▶ [Data items]:
- - - -

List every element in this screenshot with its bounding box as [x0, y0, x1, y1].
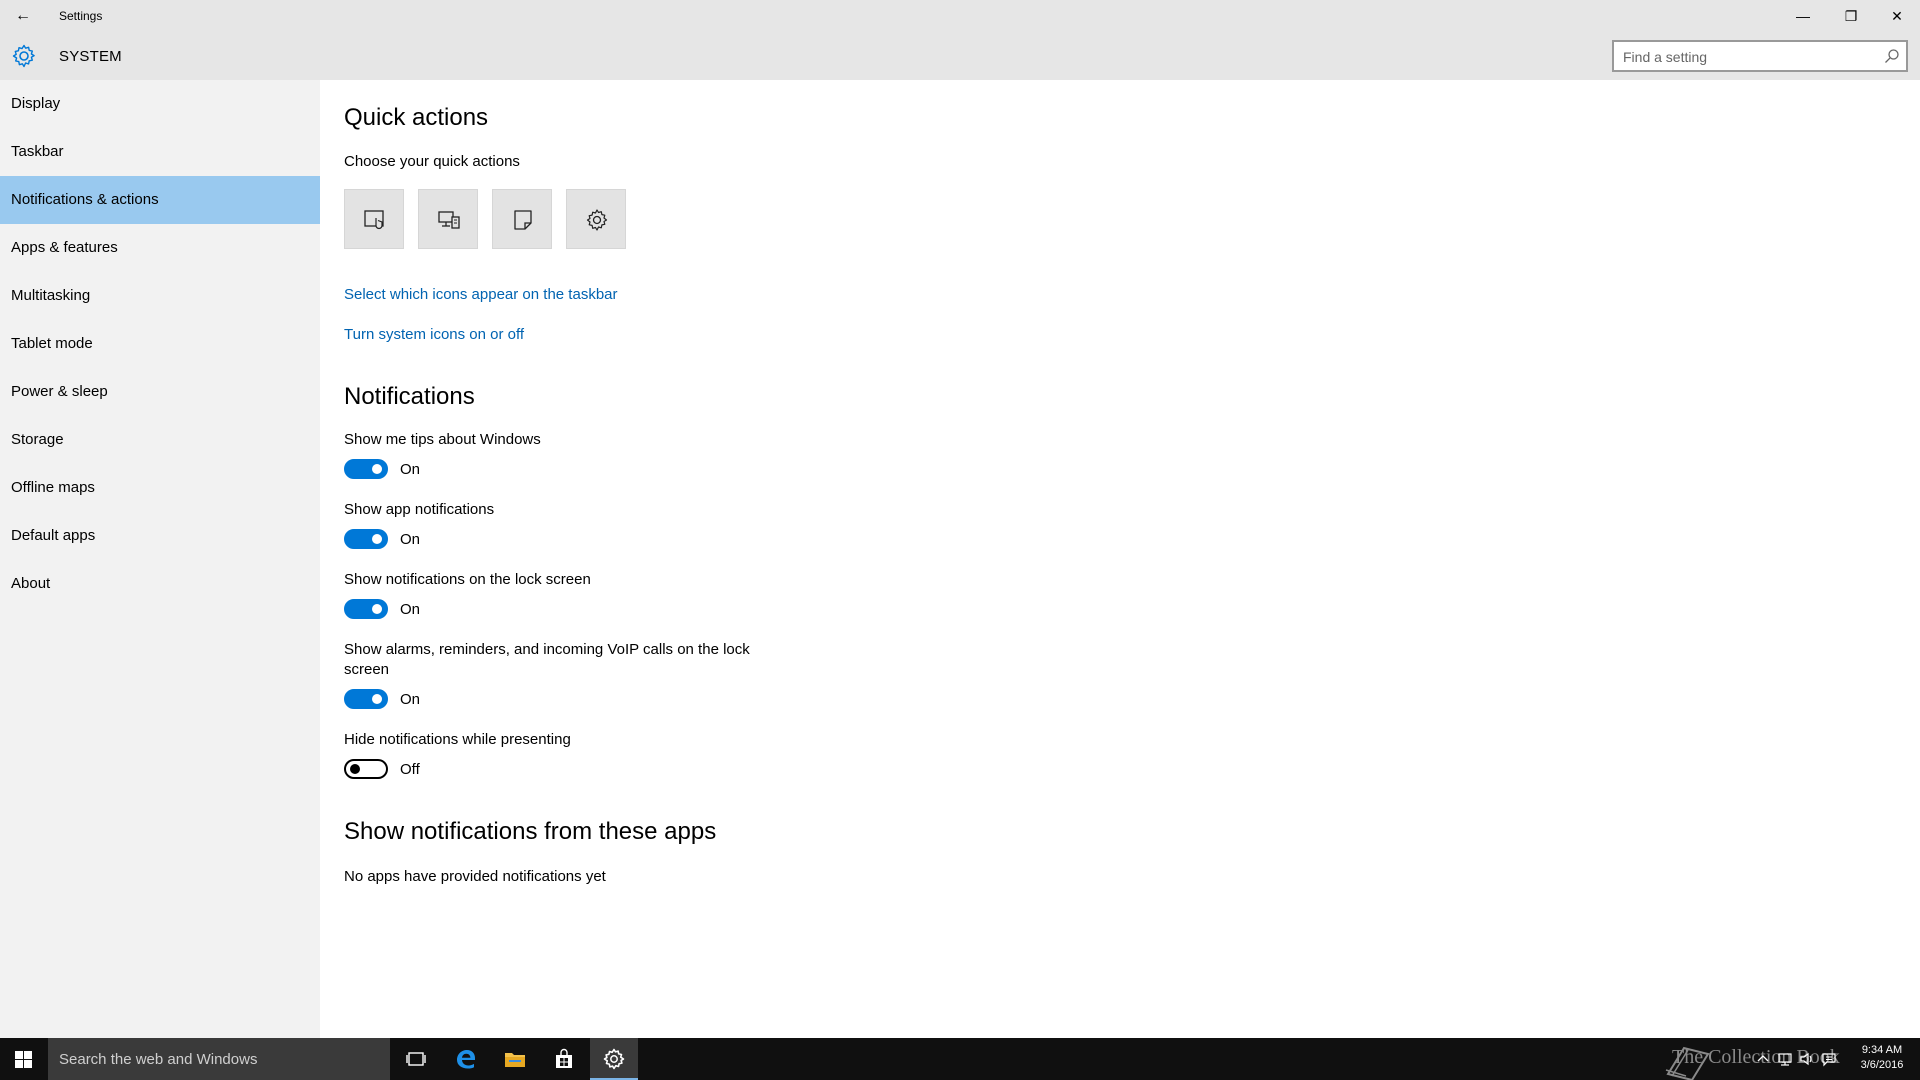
- task-view-icon: [406, 1052, 426, 1066]
- chevron-up-icon: [1757, 1055, 1769, 1062]
- search-placeholder: Find a setting: [1623, 49, 1708, 65]
- edge-browser-button[interactable]: [442, 1038, 490, 1080]
- edge-icon: [457, 1050, 475, 1069]
- taskbar-clock[interactable]: 9:34 AM 3/6/2016: [1852, 1043, 1912, 1073]
- tray-network-button[interactable]: [1774, 1038, 1796, 1080]
- sidebar-item-apps-features[interactable]: Apps & features: [0, 224, 320, 272]
- setting-label-alarms-line1: Show alarms, reminders, and incoming VoI…: [344, 641, 750, 658]
- taskbar-search-placeholder: Search the web and Windows: [59, 1051, 258, 1068]
- sidebar-item-notifications-actions[interactable]: Notifications & actions: [0, 176, 320, 224]
- settings-taskbar-button[interactable]: [590, 1038, 638, 1080]
- clock-time: 9:34 AM: [1861, 1044, 1903, 1056]
- file-explorer-button[interactable]: [491, 1038, 539, 1080]
- sidebar-item-default-apps[interactable]: Default apps: [0, 512, 320, 560]
- windows-logo-icon: [15, 1051, 32, 1068]
- sidebar-item-about[interactable]: About: [0, 560, 320, 608]
- taskbar: Search the web and Windows The Collectio…: [0, 1038, 1920, 1080]
- quick-actions-subheading: Choose your quick actions: [344, 153, 520, 170]
- tips-toggle-state: On: [400, 461, 421, 478]
- setting-label-app-notifications: Show app notifications: [344, 501, 495, 518]
- maximize-button[interactable]: ❐: [1828, 0, 1874, 32]
- select-taskbar-icons-link[interactable]: Select which icons appear on the taskbar: [344, 286, 618, 303]
- action-center-icon: [1822, 1053, 1836, 1067]
- main-content: Quick actions Choose your quick actions …: [320, 80, 1920, 1038]
- presenting-toggle-state: Off: [400, 761, 420, 778]
- note-icon: [514, 210, 532, 230]
- turn-system-icons-link[interactable]: Turn system icons on or off: [344, 326, 524, 343]
- alarms-toggle[interactable]: [344, 689, 388, 709]
- setting-label-lock-screen: Show notifications on the lock screen: [344, 571, 591, 588]
- task-view-button[interactable]: [392, 1038, 440, 1080]
- notifications-heading: Notifications: [344, 383, 475, 410]
- network-icon: [1778, 1053, 1792, 1066]
- sidebar-item-multitasking[interactable]: Multitasking: [0, 272, 320, 320]
- folder-icon: [505, 1053, 525, 1067]
- sidebar-item-taskbar[interactable]: Taskbar: [0, 128, 320, 176]
- presenting-toggle[interactable]: [344, 759, 388, 779]
- start-button[interactable]: [0, 1038, 48, 1080]
- toggle-knob: [372, 604, 382, 614]
- sidebar-item-offline-maps[interactable]: Offline maps: [0, 464, 320, 512]
- app-notifications-toggle[interactable]: [344, 529, 388, 549]
- tablet-mode-icon: [364, 210, 384, 230]
- quick-action-tile-project[interactable]: [418, 189, 478, 249]
- quick-action-tile-note[interactable]: [492, 189, 552, 249]
- all-settings-icon: [586, 209, 608, 231]
- gear-icon: [12, 44, 35, 68]
- find-setting-search[interactable]: Find a setting: [1612, 40, 1908, 72]
- toggle-knob: [372, 534, 382, 544]
- window-title: Settings: [59, 9, 103, 23]
- toggle-knob: [372, 694, 382, 704]
- no-apps-text: No apps have provided notifications yet: [344, 868, 606, 885]
- setting-label-presenting: Hide notifications while presenting: [344, 731, 571, 748]
- toggle-knob: [372, 464, 382, 474]
- section-title: SYSTEM: [59, 48, 122, 65]
- lock-screen-toggle-state: On: [400, 601, 421, 618]
- close-button[interactable]: ✕: [1874, 0, 1920, 32]
- back-arrow-icon[interactable]: ←: [12, 6, 34, 26]
- sidebar-item-display[interactable]: Display: [0, 80, 320, 128]
- settings-header: SYSTEM Find a setting: [0, 32, 1920, 80]
- title-bar: ← Settings — ❐ ✕: [0, 0, 1920, 32]
- taskbar-search-box[interactable]: Search the web and Windows: [48, 1038, 390, 1080]
- project-icon: [438, 211, 460, 229]
- quick-action-tile-tablet-mode[interactable]: [344, 189, 404, 249]
- tray-chevron-button[interactable]: [1752, 1038, 1774, 1080]
- toggle-knob: [350, 764, 360, 774]
- quick-actions-heading: Quick actions: [344, 104, 489, 131]
- apps-notifications-heading: Show notifications from these apps: [344, 818, 717, 845]
- sidebar-item-tablet-mode[interactable]: Tablet mode: [0, 320, 320, 368]
- search-icon: [1885, 49, 1899, 63]
- clock-date: 3/6/2016: [1860, 1059, 1904, 1071]
- tips-toggle[interactable]: [344, 459, 388, 479]
- app-notifications-toggle-state: On: [400, 531, 421, 548]
- store-button[interactable]: [540, 1038, 588, 1080]
- tray-action-center-button[interactable]: [1818, 1038, 1840, 1080]
- store-bag-icon: [556, 1048, 572, 1068]
- tray-volume-button[interactable]: [1796, 1038, 1818, 1080]
- settings-gear-icon: [603, 1048, 625, 1070]
- sidebar: Display Taskbar Notifications & actions …: [0, 80, 320, 1038]
- minimize-button[interactable]: —: [1780, 0, 1826, 32]
- setting-label-tips: Show me tips about Windows: [344, 431, 541, 448]
- alarms-toggle-state: On: [400, 691, 421, 708]
- sidebar-item-power-sleep[interactable]: Power & sleep: [0, 368, 320, 416]
- setting-label-alarms-line2: screen: [344, 661, 390, 678]
- lock-screen-toggle[interactable]: [344, 599, 388, 619]
- quick-action-tile-all-settings[interactable]: [566, 189, 626, 249]
- volume-icon: [1800, 1052, 1812, 1066]
- sidebar-item-storage[interactable]: Storage: [0, 416, 320, 464]
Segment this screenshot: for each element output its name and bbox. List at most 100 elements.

- - - -

Repeat all of the data above word for word, and leave the pictures out of your answer.

List every element in this screenshot with its bounding box as [x0, y0, x1, y1].
- task-view-icon: [406, 1052, 426, 1066]
- chevron-up-icon: [1757, 1055, 1769, 1062]
- search-placeholder: Find a setting: [1623, 49, 1708, 65]
- edge-browser-button[interactable]: [442, 1038, 490, 1080]
- edge-icon: [457, 1050, 475, 1069]
- taskbar-clock[interactable]: 9:34 AM 3/6/2016: [1852, 1043, 1912, 1073]
- tray-network-button[interactable]: [1774, 1038, 1796, 1080]
- sidebar-item-apps-features[interactable]: Apps & features: [0, 224, 320, 272]
- setting-label-alarms-line1: Show alarms, reminders, and incoming VoI…: [344, 641, 750, 658]
- taskbar-search-placeholder: Search the web and Windows: [59, 1051, 258, 1068]
- sidebar-item-notifications-actions[interactable]: Notifications & actions: [0, 176, 320, 224]
- settings-taskbar-button[interactable]: [590, 1038, 638, 1080]
- clock-time: 9:34 AM: [1861, 1044, 1903, 1056]
- file-explorer-button[interactable]: [491, 1038, 539, 1080]
- sidebar-item-default-apps[interactable]: Default apps: [0, 512, 320, 560]
- windows-logo-icon: [15, 1051, 32, 1068]
- sidebar-item-about[interactable]: About: [0, 560, 320, 608]
- taskbar: Search the web and Windows The Collectio…: [0, 1038, 1920, 1080]
- quick-actions-subheading: Choose your quick actions: [344, 153, 520, 170]
- tips-toggle-state: On: [400, 461, 421, 478]
- setting-label-app-notifications: Show app notifications: [344, 501, 495, 518]
- maximize-button[interactable]: ❐: [1828, 0, 1874, 32]
- select-taskbar-icons-link[interactable]: Select which icons appear on the taskbar: [344, 286, 618, 303]
- action-center-icon: [1822, 1053, 1836, 1067]
- main-content: Quick actions Choose your quick actions …: [320, 80, 1920, 1038]
- presenting-toggle-state: Off: [400, 761, 420, 778]
- note-icon: [514, 210, 532, 230]
- turn-system-icons-link[interactable]: Turn system icons on or off: [344, 326, 524, 343]
- alarms-toggle[interactable]: [344, 689, 388, 709]
- setting-label-lock-screen: Show notifications on the lock screen: [344, 571, 591, 588]
- task-view-button[interactable]: [392, 1038, 440, 1080]
- notifications-heading: Notifications: [344, 383, 475, 410]
- network-icon: [1778, 1053, 1792, 1066]
- sidebar-item-multitasking[interactable]: Multitasking: [0, 272, 320, 320]
- folder-icon: [505, 1053, 525, 1067]
- sidebar-item-taskbar[interactable]: Taskbar: [0, 128, 320, 176]
- presenting-toggle[interactable]: [344, 759, 388, 779]
- start-button[interactable]: [0, 1038, 48, 1080]
- toggle-knob: [372, 604, 382, 614]
- sidebar-item-offline-maps[interactable]: Offline maps: [0, 464, 320, 512]
- app-notifications-toggle[interactable]: [344, 529, 388, 549]
- tablet-mode-icon: [364, 210, 384, 230]
- quick-action-tile-project[interactable]: [418, 189, 478, 249]
- quick-action-tile-note[interactable]: [492, 189, 552, 249]
- all-settings-icon: [586, 209, 608, 231]
- gear-icon: [12, 44, 35, 68]
- find-setting-search[interactable]: Find a setting: [1612, 40, 1908, 72]
- toggle-knob: [372, 534, 382, 544]
- window-title: Settings: [59, 9, 103, 23]
- toggle-knob: [372, 694, 382, 704]
- no-apps-text: No apps have provided notifications yet: [344, 868, 606, 885]
- setting-label-presenting: Hide notifications while presenting: [344, 731, 571, 748]
- toggle-knob: [372, 464, 382, 474]
- section-title: SYSTEM: [59, 48, 122, 65]
- lock-screen-toggle-state: On: [400, 601, 421, 618]
- close-button[interactable]: ✕: [1874, 0, 1920, 32]
- back-arrow-icon[interactable]: ←: [12, 6, 34, 26]
- sidebar-item-display[interactable]: Display: [0, 80, 320, 128]
- settings-header: SYSTEM Find a setting: [0, 32, 1920, 80]
- title-bar: ← Settings — ❐ ✕: [0, 0, 1920, 32]
- taskbar-search-box[interactable]: Search the web and Windows: [48, 1038, 390, 1080]
- project-icon: [438, 211, 460, 229]
- quick-action-tile-tablet-mode[interactable]: [344, 189, 404, 249]
- tray-chevron-button[interactable]: [1752, 1038, 1774, 1080]
- toggle-knob: [350, 764, 360, 774]
- quick-actions-heading: Quick actions: [344, 104, 489, 131]
- apps-notifications-heading: Show notifications from these apps: [344, 818, 717, 845]
- sidebar-item-tablet-mode[interactable]: Tablet mode: [0, 320, 320, 368]
- search-icon: [1885, 49, 1899, 63]
- clock-date: 3/6/2016: [1860, 1059, 1904, 1071]
- tips-toggle[interactable]: [344, 459, 388, 479]
- app-notifications-toggle-state: On: [400, 531, 421, 548]
- store-button[interactable]: [540, 1038, 588, 1080]
- tray-action-center-button[interactable]: [1818, 1038, 1840, 1080]
- store-bag-icon: [556, 1048, 572, 1068]
- tray-volume-button[interactable]: [1796, 1038, 1818, 1080]
- settings-gear-icon: [603, 1048, 625, 1070]
- sidebar: Display Taskbar Notifications & actions …: [0, 80, 320, 1038]
- minimize-button[interactable]: —: [1780, 0, 1826, 32]
- setting-label-tips: Show me tips about Windows: [344, 431, 541, 448]
- alarms-toggle-state: On: [400, 691, 421, 708]
- sidebar-item-power-sleep[interactable]: Power & sleep: [0, 368, 320, 416]
- setting-label-alarms-line2: screen: [344, 661, 390, 678]
- lock-screen-toggle[interactable]: [344, 599, 388, 619]
- quick-action-tile-all-settings[interactable]: [566, 189, 626, 249]
- volume-icon: [1800, 1052, 1812, 1066]
- sidebar-item-storage[interactable]: Storage: [0, 416, 320, 464]
Segment this screenshot: for each element output its name and bbox. List at most 100 elements.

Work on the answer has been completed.